# Short problem
Leave out the pictures and copy every record exactly.

# Entries supplied
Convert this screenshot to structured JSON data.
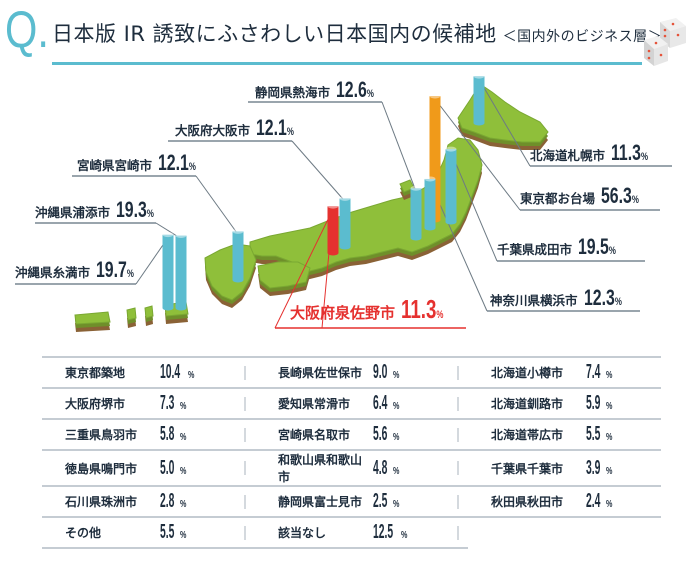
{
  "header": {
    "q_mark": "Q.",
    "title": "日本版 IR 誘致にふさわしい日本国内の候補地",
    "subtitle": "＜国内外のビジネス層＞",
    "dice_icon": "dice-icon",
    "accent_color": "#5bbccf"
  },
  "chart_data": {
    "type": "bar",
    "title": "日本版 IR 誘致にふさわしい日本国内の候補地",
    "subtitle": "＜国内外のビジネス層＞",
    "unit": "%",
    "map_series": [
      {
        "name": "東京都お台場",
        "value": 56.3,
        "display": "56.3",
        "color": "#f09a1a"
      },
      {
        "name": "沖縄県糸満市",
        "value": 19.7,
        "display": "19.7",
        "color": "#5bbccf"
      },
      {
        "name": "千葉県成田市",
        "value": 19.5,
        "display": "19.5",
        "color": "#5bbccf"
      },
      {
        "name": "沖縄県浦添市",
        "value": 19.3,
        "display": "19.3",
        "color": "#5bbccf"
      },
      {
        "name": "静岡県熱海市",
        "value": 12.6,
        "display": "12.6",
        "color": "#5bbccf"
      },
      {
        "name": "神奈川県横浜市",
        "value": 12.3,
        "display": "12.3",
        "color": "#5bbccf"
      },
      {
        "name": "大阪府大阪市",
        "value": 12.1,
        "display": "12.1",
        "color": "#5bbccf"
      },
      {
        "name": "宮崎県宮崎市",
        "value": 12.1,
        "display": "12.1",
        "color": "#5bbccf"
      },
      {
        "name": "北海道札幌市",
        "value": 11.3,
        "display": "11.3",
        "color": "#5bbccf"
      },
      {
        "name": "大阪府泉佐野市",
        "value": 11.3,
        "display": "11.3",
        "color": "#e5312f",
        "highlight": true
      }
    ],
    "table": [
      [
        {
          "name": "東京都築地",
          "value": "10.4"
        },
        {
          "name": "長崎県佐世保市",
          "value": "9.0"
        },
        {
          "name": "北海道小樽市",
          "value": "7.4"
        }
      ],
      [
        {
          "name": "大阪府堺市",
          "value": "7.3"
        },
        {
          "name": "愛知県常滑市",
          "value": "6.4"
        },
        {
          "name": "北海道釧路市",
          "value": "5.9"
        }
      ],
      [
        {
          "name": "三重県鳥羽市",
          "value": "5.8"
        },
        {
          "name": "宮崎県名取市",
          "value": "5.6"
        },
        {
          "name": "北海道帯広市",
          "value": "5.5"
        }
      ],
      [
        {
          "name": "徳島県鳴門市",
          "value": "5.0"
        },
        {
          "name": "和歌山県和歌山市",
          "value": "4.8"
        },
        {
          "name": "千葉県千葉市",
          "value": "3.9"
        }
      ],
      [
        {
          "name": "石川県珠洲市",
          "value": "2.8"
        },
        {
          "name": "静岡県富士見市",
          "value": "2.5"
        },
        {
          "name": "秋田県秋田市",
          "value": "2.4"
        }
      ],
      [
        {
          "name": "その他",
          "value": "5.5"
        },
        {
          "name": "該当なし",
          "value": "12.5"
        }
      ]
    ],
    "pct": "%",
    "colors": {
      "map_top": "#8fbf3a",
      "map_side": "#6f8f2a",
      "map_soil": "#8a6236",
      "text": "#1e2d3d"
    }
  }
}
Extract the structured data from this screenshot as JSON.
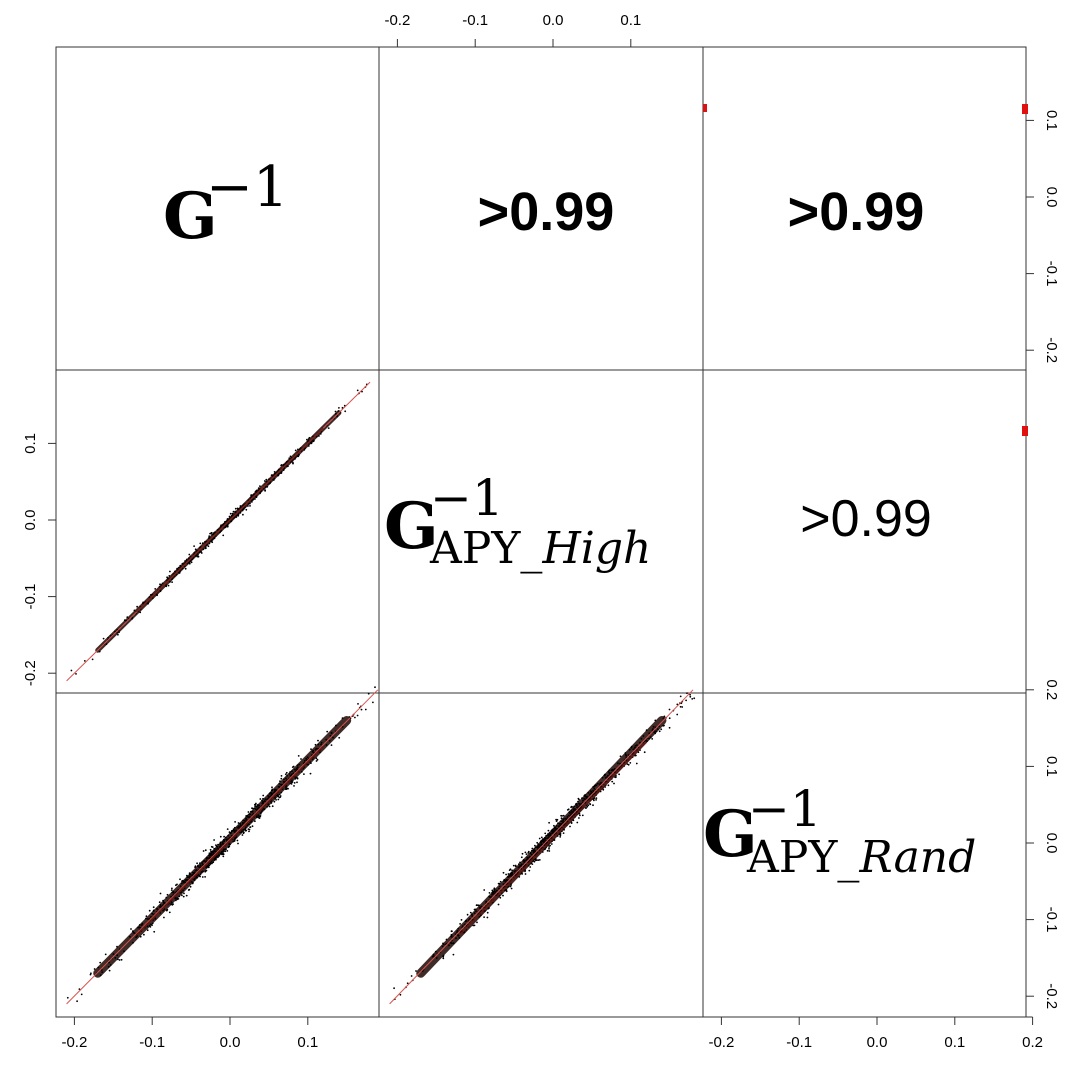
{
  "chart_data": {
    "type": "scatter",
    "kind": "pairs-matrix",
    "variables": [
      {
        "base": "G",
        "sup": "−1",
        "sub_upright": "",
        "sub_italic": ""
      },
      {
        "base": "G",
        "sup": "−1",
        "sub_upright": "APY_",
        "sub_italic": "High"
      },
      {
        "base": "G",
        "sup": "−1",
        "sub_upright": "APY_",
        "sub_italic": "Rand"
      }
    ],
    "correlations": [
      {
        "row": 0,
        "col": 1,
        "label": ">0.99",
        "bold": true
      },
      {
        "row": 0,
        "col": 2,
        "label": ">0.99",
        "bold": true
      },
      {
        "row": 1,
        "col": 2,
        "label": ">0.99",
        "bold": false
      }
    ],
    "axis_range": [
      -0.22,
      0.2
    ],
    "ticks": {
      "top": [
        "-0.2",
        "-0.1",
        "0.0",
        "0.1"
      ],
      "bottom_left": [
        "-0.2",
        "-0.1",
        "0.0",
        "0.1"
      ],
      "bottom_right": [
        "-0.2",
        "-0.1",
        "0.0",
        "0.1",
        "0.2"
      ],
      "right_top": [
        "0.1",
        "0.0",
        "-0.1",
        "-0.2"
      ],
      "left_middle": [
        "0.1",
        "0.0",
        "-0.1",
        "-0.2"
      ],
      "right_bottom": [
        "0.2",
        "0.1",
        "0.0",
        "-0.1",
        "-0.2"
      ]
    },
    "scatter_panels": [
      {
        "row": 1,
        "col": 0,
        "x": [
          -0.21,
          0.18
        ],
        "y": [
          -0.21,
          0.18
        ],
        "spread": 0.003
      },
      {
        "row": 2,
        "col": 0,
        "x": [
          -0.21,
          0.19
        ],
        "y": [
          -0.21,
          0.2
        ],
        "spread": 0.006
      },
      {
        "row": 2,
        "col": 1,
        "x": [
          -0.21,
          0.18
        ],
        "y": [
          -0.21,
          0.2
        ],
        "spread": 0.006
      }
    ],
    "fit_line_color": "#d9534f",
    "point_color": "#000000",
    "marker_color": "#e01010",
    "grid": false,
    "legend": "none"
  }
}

# Answer to this problem
Convert this screenshot to structured JSON data.
{
  "header": {
    "q_mark": "Q.",
    "title": "日本版 IR 誘致にふさわしい日本国内の候補地",
    "subtitle": "＜国内外のビジネス層＞",
    "dice_icon": "dice-icon",
    "accent_color": "#5bbccf"
  },
  "chart_data": {
    "type": "bar",
    "title": "日本版 IR 誘致にふさわしい日本国内の候補地",
    "subtitle": "＜国内外のビジネス層＞",
    "unit": "%",
    "map_series": [
      {
        "name": "東京都お台場",
        "value": 56.3,
        "display": "56.3",
        "color": "#f09a1a"
      },
      {
        "name": "沖縄県糸満市",
        "value": 19.7,
        "display": "19.7",
        "color": "#5bbccf"
      },
      {
        "name": "千葉県成田市",
        "value": 19.5,
        "display": "19.5",
        "color": "#5bbccf"
      },
      {
        "name": "沖縄県浦添市",
        "value": 19.3,
        "display": "19.3",
        "color": "#5bbccf"
      },
      {
        "name": "静岡県熱海市",
        "value": 12.6,
        "display": "12.6",
        "color": "#5bbccf"
      },
      {
        "name": "神奈川県横浜市",
        "value": 12.3,
        "display": "12.3",
        "color": "#5bbccf"
      },
      {
        "name": "大阪府大阪市",
        "value": 12.1,
        "display": "12.1",
        "color": "#5bbccf"
      },
      {
        "name": "宮崎県宮崎市",
        "value": 12.1,
        "display": "12.1",
        "color": "#5bbccf"
      },
      {
        "name": "北海道札幌市",
        "value": 11.3,
        "display": "11.3",
        "color": "#5bbccf"
      },
      {
        "name": "大阪府泉佐野市",
        "value": 11.3,
        "display": "11.3",
        "color": "#e5312f",
        "highlight": true
      }
    ],
    "table": [
      [
        {
          "name": "東京都築地",
          "value": "10.4"
        },
        {
          "name": "長崎県佐世保市",
          "value": "9.0"
        },
        {
          "name": "北海道小樽市",
          "value": "7.4"
        }
      ],
      [
        {
          "name": "大阪府堺市",
          "value": "7.3"
        },
        {
          "name": "愛知県常滑市",
          "value": "6.4"
        },
        {
          "name": "北海道釧路市",
          "value": "5.9"
        }
      ],
      [
        {
          "name": "三重県鳥羽市",
          "value": "5.8"
        },
        {
          "name": "宮崎県名取市",
          "value": "5.6"
        },
        {
          "name": "北海道帯広市",
          "value": "5.5"
        }
      ],
      [
        {
          "name": "徳島県鳴門市",
          "value": "5.0"
        },
        {
          "name": "和歌山県和歌山市",
          "value": "4.8"
        },
        {
          "name": "千葉県千葉市",
          "value": "3.9"
        }
      ],
      [
        {
          "name": "石川県珠洲市",
          "value": "2.8"
        },
        {
          "name": "静岡県富士見市",
          "value": "2.5"
        },
        {
          "name": "秋田県秋田市",
          "value": "2.4"
        }
      ],
      [
        {
          "name": "その他",
          "value": "5.5"
        },
        {
          "name": "該当なし",
          "value": "12.5"
        }
      ]
    ],
    "pct": "%",
    "colors": {
      "map_top": "#8fbf3a",
      "map_side": "#6f8f2a",
      "map_soil": "#8a6236",
      "text": "#1e2d3d"
    }
  }
}
Extract the structured data from this screenshot as JSON.
{
  "chart_data": {
    "type": "scatter",
    "kind": "pairs-matrix",
    "variables": [
      {
        "base": "G",
        "sup": "−1",
        "sub_upright": "",
        "sub_italic": ""
      },
      {
        "base": "G",
        "sup": "−1",
        "sub_upright": "APY_",
        "sub_italic": "High"
      },
      {
        "base": "G",
        "sup": "−1",
        "sub_upright": "APY_",
        "sub_italic": "Rand"
      }
    ],
    "correlations": [
      {
        "row": 0,
        "col": 1,
        "label": ">0.99",
        "bold": true
      },
      {
        "row": 0,
        "col": 2,
        "label": ">0.99",
        "bold": true
      },
      {
        "row": 1,
        "col": 2,
        "label": ">0.99",
        "bold": false
      }
    ],
    "axis_range": [
      -0.22,
      0.2
    ],
    "ticks": {
      "top": [
        "-0.2",
        "-0.1",
        "0.0",
        "0.1"
      ],
      "bottom_left": [
        "-0.2",
        "-0.1",
        "0.0",
        "0.1"
      ],
      "bottom_right": [
        "-0.2",
        "-0.1",
        "0.0",
        "0.1",
        "0.2"
      ],
      "right_top": [
        "0.1",
        "0.0",
        "-0.1",
        "-0.2"
      ],
      "left_middle": [
        "0.1",
        "0.0",
        "-0.1",
        "-0.2"
      ],
      "right_bottom": [
        "0.2",
        "0.1",
        "0.0",
        "-0.1",
        "-0.2"
      ]
    },
    "scatter_panels": [
      {
        "row": 1,
        "col": 0,
        "x": [
          -0.21,
          0.18
        ],
        "y": [
          -0.21,
          0.18
        ],
        "spread": 0.003
      },
      {
        "row": 2,
        "col": 0,
        "x": [
          -0.21,
          0.19
        ],
        "y": [
          -0.21,
          0.2
        ],
        "spread": 0.006
      },
      {
        "row": 2,
        "col": 1,
        "x": [
          -0.21,
          0.18
        ],
        "y": [
          -0.21,
          0.2
        ],
        "spread": 0.006
      }
    ],
    "fit_line_color": "#d9534f",
    "point_color": "#000000",
    "marker_color": "#e01010",
    "grid": false,
    "legend": "none"
  }
}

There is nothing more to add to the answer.